» **Testo della pagina**:
Creato il 04 aprile 2012 da Psychomer
by Arianna Motteran on aprile 4, 2012

Nel passato, la vecchiaia era sinonimo di saggezza e di esperienza. La persona con molti anni alle spalle, era chiamata “vecchio”,  in tono non dispregiativo, bensì elogiativo. L’immagine comune evocata era quella di un signore distinto, con pochi capelli canuti sul capo e una lunga barba bianca, un bastone e una moltitudine di ragazzini intenti ad ascoltare consigli, aneddoti e storie che lasciavano a bocca aperta. Ad oggi, la parola “vecchio” – sostituita dalla meno offensiva (?) “anziano” -  si porta appresso l’idea di una persona over 65, non più utile alla società industriale e produttiva. Questo ha comportato una visione negativa dell’età senile (Ranieri, 2002). Chi non produce, ma al contrario consuma, diventa un peso. Un peso per la società, un peso per le famiglie che devono occuparsi di loro. È palese che l’anziano sia un fardello, una patata bollente da passarsi, nel momento in cui i fratelli si ritrovano a chiedersi “Chi tiene la mamma?” e ognuno accampa valide scuse e motivazioni per essere escluso dalla “spartizione”. Ironicamente, si potrebbe dire che si finisce con il “giocarsela a dadi”, se e solo se, il posto-letto presso qualche casa di riposo costa troppo.

» **Dati forniti**:

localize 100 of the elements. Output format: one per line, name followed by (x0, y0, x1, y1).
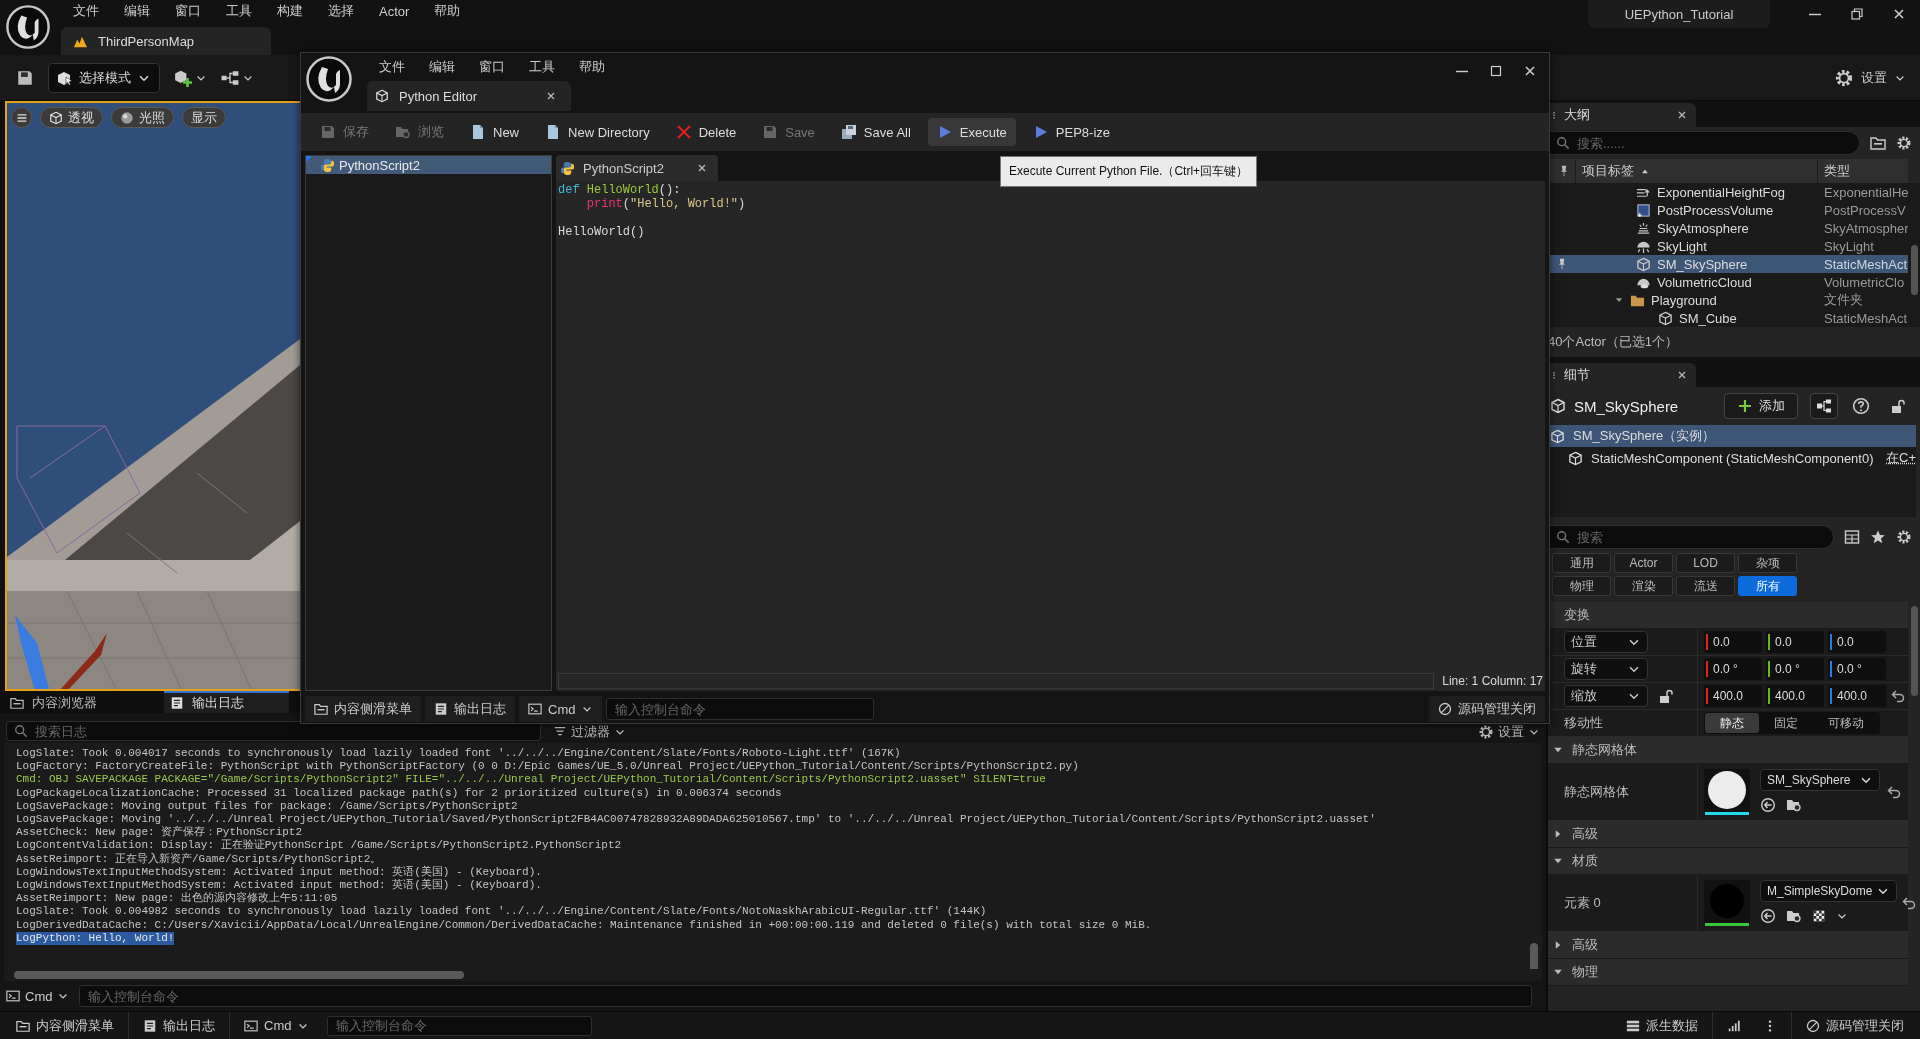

» **Da fare**:
1. Indica se le affermazioni (a), (b) e (c) concordano con il testo sulla vecchiaia, rispondendo sì o no e citando le parole decisive del testo. (a) Nel passato la parola "vecchio" si usava in tono dispregiativo. (b) Oggi la parola "vecchio" è stata sostituita da "anziano". (c) Chi non produce ma consuma diventa un peso.
2. Secondo il testo sulla vecchiaia, a quale età si associa oggi la parola "vecchio"?

» **Soluzioni**:
1.
(a) No: «in tono non dispregiativo, bensì elogiativo».
(b) Sì: «sostituita dalla meno offensiva (?) “anziano”».
(c) Sì: «Chi non produce, ma al contrario consuma, diventa un peso.»

2. Si associa a una persona over 65.